- _OBJECTIVE_: Write out every record below exactly as it appears.

--- Begin RECORDS ---

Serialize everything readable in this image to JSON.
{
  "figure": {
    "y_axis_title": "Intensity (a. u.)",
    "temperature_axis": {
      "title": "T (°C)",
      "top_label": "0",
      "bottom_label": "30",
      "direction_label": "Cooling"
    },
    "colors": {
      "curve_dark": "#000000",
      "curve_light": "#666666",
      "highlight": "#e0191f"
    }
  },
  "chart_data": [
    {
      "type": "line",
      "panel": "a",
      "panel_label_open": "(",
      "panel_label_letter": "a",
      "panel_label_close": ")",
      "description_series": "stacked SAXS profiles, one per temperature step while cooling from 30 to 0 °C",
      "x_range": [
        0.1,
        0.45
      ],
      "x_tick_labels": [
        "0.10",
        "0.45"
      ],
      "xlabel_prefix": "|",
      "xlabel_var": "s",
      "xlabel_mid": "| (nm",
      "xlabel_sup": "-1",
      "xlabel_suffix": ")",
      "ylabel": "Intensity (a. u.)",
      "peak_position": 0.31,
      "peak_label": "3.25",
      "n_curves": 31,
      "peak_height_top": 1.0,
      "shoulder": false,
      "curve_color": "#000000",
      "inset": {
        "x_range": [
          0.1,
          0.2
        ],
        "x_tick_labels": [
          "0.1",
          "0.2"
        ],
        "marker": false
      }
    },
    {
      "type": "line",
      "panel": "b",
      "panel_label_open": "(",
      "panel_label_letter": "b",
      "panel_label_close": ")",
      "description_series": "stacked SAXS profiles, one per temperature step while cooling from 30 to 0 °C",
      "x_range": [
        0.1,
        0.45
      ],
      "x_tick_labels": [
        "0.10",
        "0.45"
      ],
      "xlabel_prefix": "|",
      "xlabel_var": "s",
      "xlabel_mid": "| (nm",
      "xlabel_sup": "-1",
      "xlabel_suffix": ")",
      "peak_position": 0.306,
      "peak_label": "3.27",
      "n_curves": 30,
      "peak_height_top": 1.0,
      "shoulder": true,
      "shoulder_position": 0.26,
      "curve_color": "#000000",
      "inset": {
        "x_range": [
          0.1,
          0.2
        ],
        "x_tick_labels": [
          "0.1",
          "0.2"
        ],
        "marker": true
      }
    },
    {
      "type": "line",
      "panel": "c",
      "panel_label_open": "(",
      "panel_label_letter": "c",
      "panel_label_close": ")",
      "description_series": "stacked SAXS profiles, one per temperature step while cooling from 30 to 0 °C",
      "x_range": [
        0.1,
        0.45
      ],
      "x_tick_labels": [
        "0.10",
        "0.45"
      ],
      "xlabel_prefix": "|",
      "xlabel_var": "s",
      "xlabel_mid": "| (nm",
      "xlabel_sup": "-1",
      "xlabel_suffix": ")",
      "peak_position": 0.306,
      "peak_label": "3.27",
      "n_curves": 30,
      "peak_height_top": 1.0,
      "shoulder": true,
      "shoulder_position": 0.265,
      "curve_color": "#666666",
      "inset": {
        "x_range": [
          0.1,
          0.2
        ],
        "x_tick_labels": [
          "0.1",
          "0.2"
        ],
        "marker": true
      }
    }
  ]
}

--- End RECORDS ---

- _FINISHED ANSWER_:
Serialize everything readable in this image to JSON.
{
  "figure": {
    "y_axis_title": "Intensity (a. u.)",
    "temperature_axis": {
      "title": "T (°C)",
      "top_label": "0",
      "bottom_label": "30",
      "direction_label": "Cooling"
    },
    "colors": {
      "curve_dark": "#000000",
      "curve_light": "#666666",
      "highlight": "#e0191f"
    }
  },
  "chart_data": [
    {
      "type": "line",
      "panel": "a",
      "panel_label_open": "(",
      "panel_label_letter": "a",
      "panel_label_close": ")",
      "description_series": "stacked SAXS profiles, one per temperature step while cooling from 30 to 0 °C",
      "x_range": [
        0.1,
        0.45
      ],
      "x_tick_labels": [
        "0.10",
        "0.45"
      ],
      "xlabel_prefix": "|",
      "xlabel_var": "s",
      "xlabel_mid": "| (nm",
      "xlabel_sup": "-1",
      "xlabel_suffix": ")",
      "ylabel": "Intensity (a. u.)",
      "peak_position": 0.31,
      "peak_label": "3.25",
      "n_curves": 31,
      "peak_height_top": 1.0,
      "shoulder": false,
      "curve_color": "#000000",
      "inset": {
        "x_range": [
          0.1,
          0.2
        ],
        "x_tick_labels": [
          "0.1",
          "0.2"
        ],
        "marker": false
      }
    },
    {
      "type": "line",
      "panel": "b",
      "panel_label_open": "(",
      "panel_label_letter": "b",
      "panel_label_close": ")",
      "description_series": "stacked SAXS profiles, one per temperature step while cooling from 30 to 0 °C",
      "x_range": [
        0.1,
        0.45
      ],
      "x_tick_labels": [
        "0.10",
        "0.45"
      ],
      "xlabel_prefix": "|",
      "xlabel_var": "s",
      "xlabel_mid": "| (nm",
      "xlabel_sup": "-1",
      "xlabel_suffix": ")",
      "peak_position": 0.306,
      "peak_label": "3.27",
      "n_curves": 30,
      "peak_height_top": 1.0,
      "shoulder": true,
      "shoulder_position": 0.26,
      "curve_color": "#000000",
      "inset": {
        "x_range": [
          0.1,
          0.2
        ],
        "x_tick_labels": [
          "0.1",
          "0.2"
        ],
        "marker": true
      }
    },
    {
      "type": "line",
      "panel": "c",
      "panel_label_open": "(",
      "panel_label_letter": "c",
      "panel_label_close": ")",
      "description_series": "stacked SAXS profiles, one per temperature step while cooling from 30 to 0 °C",
      "x_range": [
        0.1,
        0.45
      ],
      "x_tick_labels": [
        "0.10",
        "0.45"
      ],
      "xlabel_prefix": "|",
      "xlabel_var": "s",
      "xlabel_mid": "| (nm",
      "xlabel_sup": "-1",
      "xlabel_suffix": ")",
      "peak_position": 0.306,
      "peak_label": "3.27",
      "n_curves": 30,
      "peak_height_top": 1.0,
      "shoulder": true,
      "shoulder_position": 0.265,
      "curve_color": "#666666",
      "inset": {
        "x_range": [
          0.1,
          0.2
        ],
        "x_tick_labels": [
          "0.1",
          "0.2"
        ],
        "marker": true
      }
    }
  ]
}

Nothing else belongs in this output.